◆ **Exercise requirements**:
Write out each line from the data below that includes the word "properly".

◆ **Excerpted data**:
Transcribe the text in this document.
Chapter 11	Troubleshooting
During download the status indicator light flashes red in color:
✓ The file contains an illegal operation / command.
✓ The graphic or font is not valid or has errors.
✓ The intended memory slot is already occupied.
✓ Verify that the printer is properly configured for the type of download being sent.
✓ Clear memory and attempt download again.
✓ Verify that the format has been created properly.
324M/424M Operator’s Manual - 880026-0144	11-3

==

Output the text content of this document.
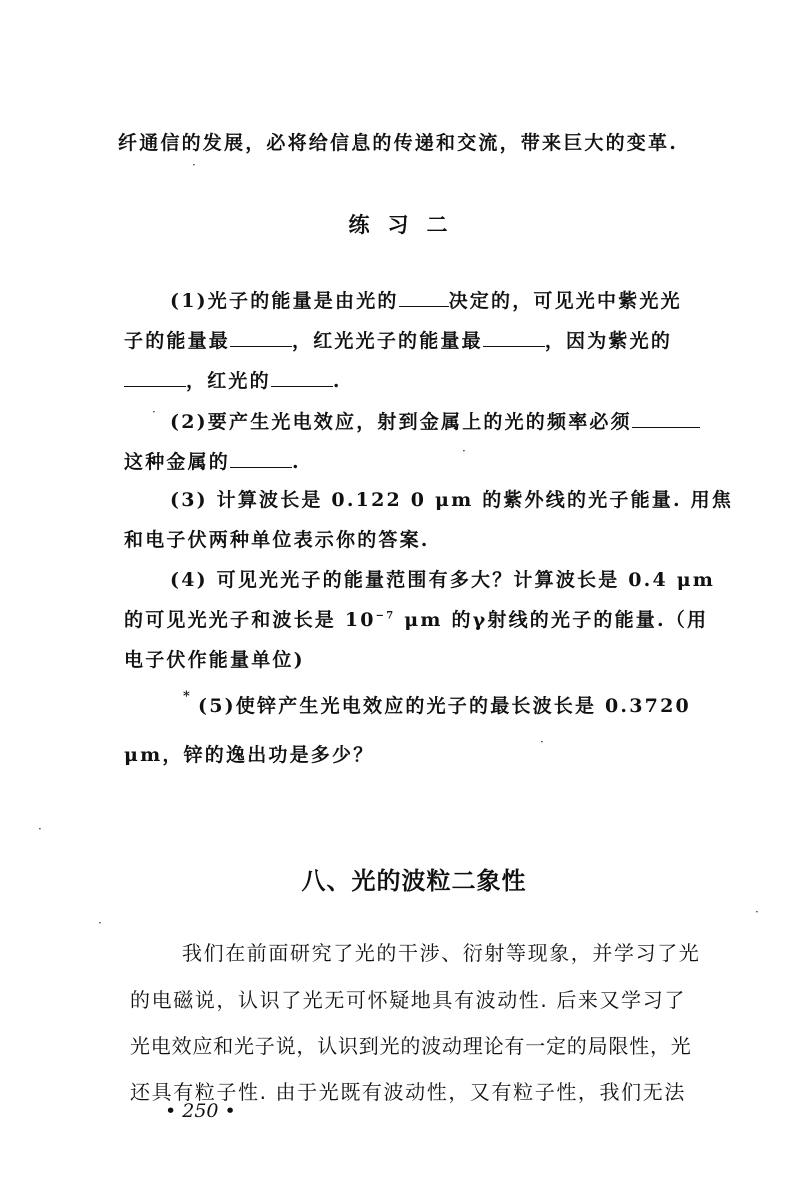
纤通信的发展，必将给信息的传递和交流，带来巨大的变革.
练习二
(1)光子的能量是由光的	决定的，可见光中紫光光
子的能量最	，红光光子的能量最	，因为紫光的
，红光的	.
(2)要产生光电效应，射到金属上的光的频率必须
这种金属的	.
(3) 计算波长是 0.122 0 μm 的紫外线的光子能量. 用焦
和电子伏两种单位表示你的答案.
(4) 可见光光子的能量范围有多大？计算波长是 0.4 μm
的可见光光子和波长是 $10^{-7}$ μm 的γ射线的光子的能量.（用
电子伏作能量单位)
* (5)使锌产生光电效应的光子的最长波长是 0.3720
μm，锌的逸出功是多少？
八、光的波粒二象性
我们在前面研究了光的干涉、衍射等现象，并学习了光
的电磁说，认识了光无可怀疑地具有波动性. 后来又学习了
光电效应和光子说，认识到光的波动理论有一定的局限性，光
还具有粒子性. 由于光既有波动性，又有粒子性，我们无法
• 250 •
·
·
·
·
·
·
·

--

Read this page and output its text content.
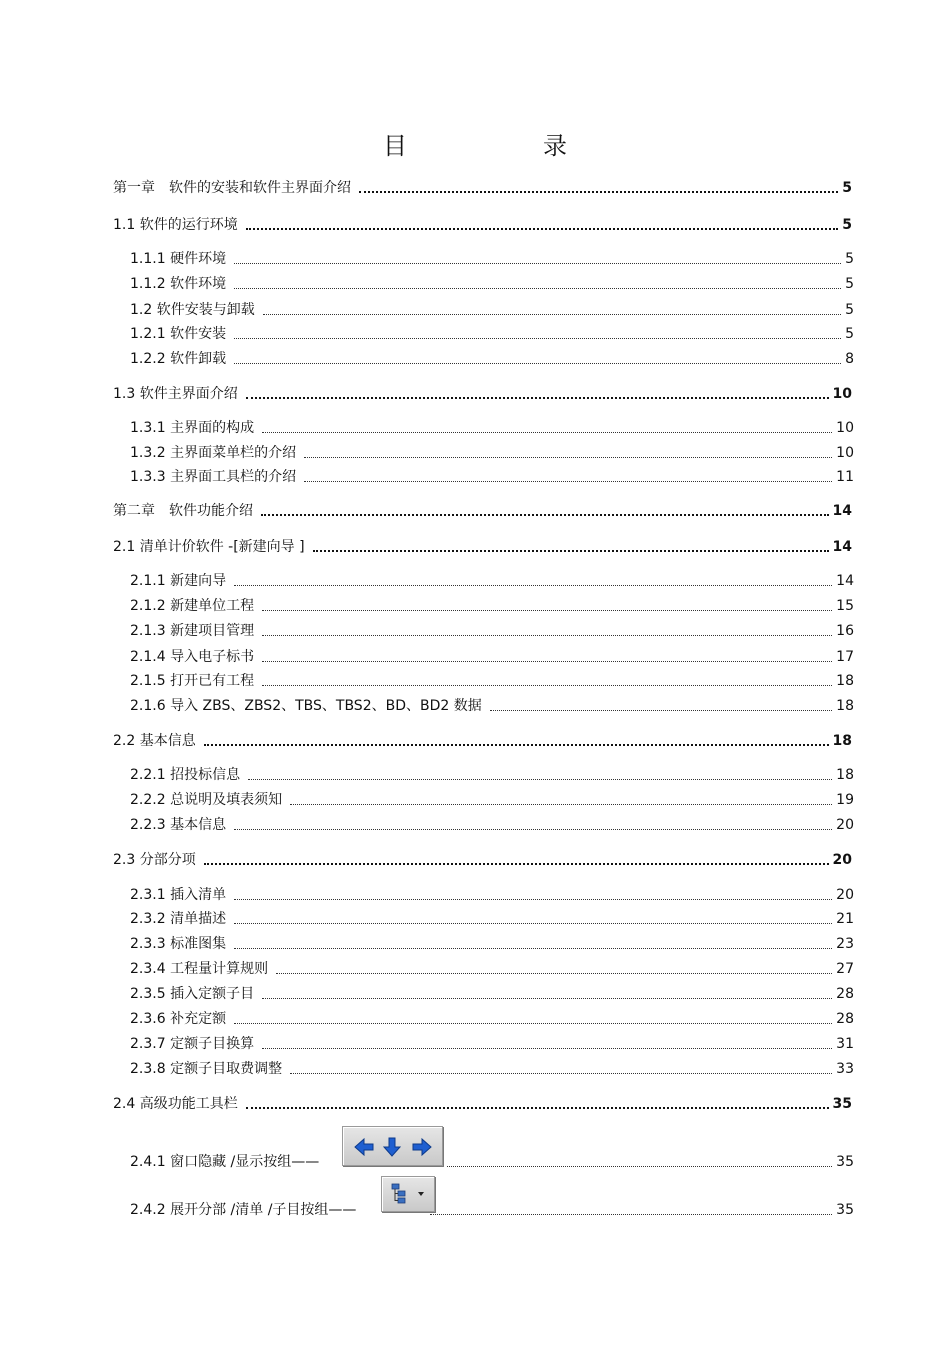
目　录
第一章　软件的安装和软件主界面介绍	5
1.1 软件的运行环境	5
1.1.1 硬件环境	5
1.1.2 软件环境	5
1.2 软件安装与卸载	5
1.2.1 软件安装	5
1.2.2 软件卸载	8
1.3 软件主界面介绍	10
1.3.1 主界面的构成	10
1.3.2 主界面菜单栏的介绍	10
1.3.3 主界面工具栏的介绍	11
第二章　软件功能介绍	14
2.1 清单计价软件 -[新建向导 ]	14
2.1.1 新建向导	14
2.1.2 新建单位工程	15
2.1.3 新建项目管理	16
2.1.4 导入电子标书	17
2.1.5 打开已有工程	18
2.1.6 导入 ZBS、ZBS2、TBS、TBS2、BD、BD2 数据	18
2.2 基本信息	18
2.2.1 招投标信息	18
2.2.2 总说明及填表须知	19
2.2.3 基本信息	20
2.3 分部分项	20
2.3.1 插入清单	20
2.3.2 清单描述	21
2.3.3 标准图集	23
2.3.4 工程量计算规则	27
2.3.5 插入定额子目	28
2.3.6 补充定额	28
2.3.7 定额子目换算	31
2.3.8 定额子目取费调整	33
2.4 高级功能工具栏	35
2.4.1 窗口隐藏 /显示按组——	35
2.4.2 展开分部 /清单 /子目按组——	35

◆ **Result**:
✓ Verify that the printer is properly configured for the type of download being sent.
✓ Verify that the format has been created properly.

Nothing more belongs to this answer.